→ Exercise description
Reproduce the data that follows in its entirety, character for character.

[Figure content listings]

════════

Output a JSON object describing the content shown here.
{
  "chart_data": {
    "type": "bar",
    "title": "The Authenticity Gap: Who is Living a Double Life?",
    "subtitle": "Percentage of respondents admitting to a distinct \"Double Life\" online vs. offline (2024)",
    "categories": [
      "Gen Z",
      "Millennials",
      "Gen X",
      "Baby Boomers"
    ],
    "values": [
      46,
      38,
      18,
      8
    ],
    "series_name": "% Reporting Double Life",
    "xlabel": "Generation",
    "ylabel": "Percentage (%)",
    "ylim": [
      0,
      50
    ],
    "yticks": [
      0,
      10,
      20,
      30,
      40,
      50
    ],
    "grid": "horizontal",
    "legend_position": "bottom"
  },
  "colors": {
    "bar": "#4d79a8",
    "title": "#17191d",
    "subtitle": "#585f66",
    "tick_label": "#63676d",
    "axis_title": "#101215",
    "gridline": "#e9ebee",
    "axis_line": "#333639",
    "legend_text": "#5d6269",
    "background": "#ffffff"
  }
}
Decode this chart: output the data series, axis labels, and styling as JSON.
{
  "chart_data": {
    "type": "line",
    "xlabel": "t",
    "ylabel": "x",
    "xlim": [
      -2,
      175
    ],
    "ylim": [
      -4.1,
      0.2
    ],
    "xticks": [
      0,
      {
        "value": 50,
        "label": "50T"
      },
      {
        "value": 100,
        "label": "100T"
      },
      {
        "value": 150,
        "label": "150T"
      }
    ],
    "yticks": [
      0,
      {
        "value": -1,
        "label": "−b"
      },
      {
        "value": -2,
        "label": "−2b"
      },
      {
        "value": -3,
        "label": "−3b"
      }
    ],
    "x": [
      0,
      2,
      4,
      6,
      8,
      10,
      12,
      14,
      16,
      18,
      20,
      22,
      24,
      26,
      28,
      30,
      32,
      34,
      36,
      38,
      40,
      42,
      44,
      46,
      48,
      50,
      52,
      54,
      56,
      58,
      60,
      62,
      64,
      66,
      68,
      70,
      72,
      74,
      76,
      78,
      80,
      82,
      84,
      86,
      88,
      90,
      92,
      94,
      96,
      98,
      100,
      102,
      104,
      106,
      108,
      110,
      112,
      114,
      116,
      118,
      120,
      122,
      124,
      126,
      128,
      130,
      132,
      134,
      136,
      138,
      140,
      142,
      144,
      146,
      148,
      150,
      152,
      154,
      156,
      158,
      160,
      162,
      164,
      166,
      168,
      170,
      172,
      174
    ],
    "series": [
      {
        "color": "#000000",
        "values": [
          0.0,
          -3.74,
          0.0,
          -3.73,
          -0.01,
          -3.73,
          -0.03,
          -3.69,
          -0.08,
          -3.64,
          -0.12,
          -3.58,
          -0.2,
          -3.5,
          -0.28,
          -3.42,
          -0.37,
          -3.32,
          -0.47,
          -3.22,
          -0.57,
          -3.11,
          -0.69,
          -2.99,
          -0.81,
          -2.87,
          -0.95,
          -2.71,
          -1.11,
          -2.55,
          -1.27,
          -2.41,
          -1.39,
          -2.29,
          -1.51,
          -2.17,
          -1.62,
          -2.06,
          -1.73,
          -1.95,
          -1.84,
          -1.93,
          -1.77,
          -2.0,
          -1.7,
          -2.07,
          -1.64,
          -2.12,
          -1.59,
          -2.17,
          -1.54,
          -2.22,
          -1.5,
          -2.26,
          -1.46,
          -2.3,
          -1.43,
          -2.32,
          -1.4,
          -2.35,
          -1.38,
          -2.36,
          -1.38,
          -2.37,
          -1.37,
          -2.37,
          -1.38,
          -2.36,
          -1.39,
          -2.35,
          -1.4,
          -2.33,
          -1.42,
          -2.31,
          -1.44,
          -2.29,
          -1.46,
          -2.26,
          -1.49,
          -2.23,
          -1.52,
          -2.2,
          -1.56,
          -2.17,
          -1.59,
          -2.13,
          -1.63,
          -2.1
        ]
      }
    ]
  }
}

════════

→ The result
Output a JSON object describing the content shown here.
{
  "chart_data": {
    "type": "bar",
    "title": "The Authenticity Gap: Who is Living a Double Life?",
    "subtitle": "Percentage of respondents admitting to a distinct \"Double Life\" online vs. offline (2024)",
    "categories": [
      "Gen Z",
      "Millennials",
      "Gen X",
      "Baby Boomers"
    ],
    "values": [
      46,
      38,
      18,
      8
    ],
    "series_name": "% Reporting Double Life",
    "xlabel": "Generation",
    "ylabel": "Percentage (%)",
    "ylim": [
      0,
      50
    ],
    "yticks": [
      0,
      10,
      20,
      30,
      40,
      50
    ],
    "grid": "horizontal",
    "legend_position": "bottom"
  },
  "colors": {
    "bar": "#4d79a8",
    "title": "#17191d",
    "subtitle": "#585f66",
    "tick_label": "#63676d",
    "axis_title": "#101215",
    "gridline": "#e9ebee",
    "axis_line": "#333639",
    "legend_text": "#5d6269",
    "background": "#ffffff"
  }
}
Decode this chart: output the data series, axis labels, and styling as JSON.
{
  "chart_data": {
    "type": "line",
    "xlabel": "t",
    "ylabel": "x",
    "xlim": [
      -2,
      175
    ],
    "ylim": [
      -4.1,
      0.2
    ],
    "xticks": [
      0,
      {
        "value": 50,
        "label": "50T"
      },
      {
        "value": 100,
        "label": "100T"
      },
      {
        "value": 150,
        "label": "150T"
      }
    ],
    "yticks": [
      0,
      {
        "value": -1,
        "label": "−b"
      },
      {
        "value": -2,
        "label": "−2b"
      },
      {
        "value": -3,
        "label": "−3b"
      }
    ],
    "x": [
      0,
      2,
      4,
      6,
      8,
      10,
      12,
      14,
      16,
      18,
      20,
      22,
      24,
      26,
      28,
      30,
      32,
      34,
      36,
      38,
      40,
      42,
      44,
      46,
      48,
      50,
      52,
      54,
      56,
      58,
      60,
      62,
      64,
      66,
      68,
      70,
      72,
      74,
      76,
      78,
      80,
      82,
      84,
      86,
      88,
      90,
      92,
      94,
      96,
      98,
      100,
      102,
      104,
      106,
      108,
      110,
      112,
      114,
      116,
      118,
      120,
      122,
      124,
      126,
      128,
      130,
      132,
      134,
      136,
      138,
      140,
      142,
      144,
      146,
      148,
      150,
      152,
      154,
      156,
      158,
      160,
      162,
      164,
      166,
      168,
      170,
      172,
      174
    ],
    "series": [
      {
        "color": "#000000",
        "values": [
          0.0,
          -3.74,
          0.0,
          -3.73,
          -0.01,
          -3.73,
          -0.03,
          -3.69,
          -0.08,
          -3.64,
          -0.12,
          -3.58,
          -0.2,
          -3.5,
          -0.28,
          -3.42,
          -0.37,
          -3.32,
          -0.47,
          -3.22,
          -0.57,
          -3.11,
          -0.69,
          -2.99,
          -0.81,
          -2.87,
          -0.95,
          -2.71,
          -1.11,
          -2.55,
          -1.27,
          -2.41,
          -1.39,
          -2.29,
          -1.51,
          -2.17,
          -1.62,
          -2.06,
          -1.73,
          -1.95,
          -1.84,
          -1.93,
          -1.77,
          -2.0,
          -1.7,
          -2.07,
          -1.64,
          -2.12,
          -1.59,
          -2.17,
          -1.54,
          -2.22,
          -1.5,
          -2.26,
          -1.46,
          -2.3,
          -1.43,
          -2.32,
          -1.4,
          -2.35,
          -1.38,
          -2.36,
          -1.38,
          -2.37,
          -1.37,
          -2.37,
          -1.38,
          -2.36,
          -1.39,
          -2.35,
          -1.4,
          -2.33,
          -1.42,
          -2.31,
          -1.44,
          -2.29,
          -1.46,
          -2.26,
          -1.49,
          -2.23,
          -1.52,
          -2.2,
          -1.56,
          -2.17,
          -1.59,
          -2.13,
          -1.63,
          -2.1
        ]
      }
    ]
  }
}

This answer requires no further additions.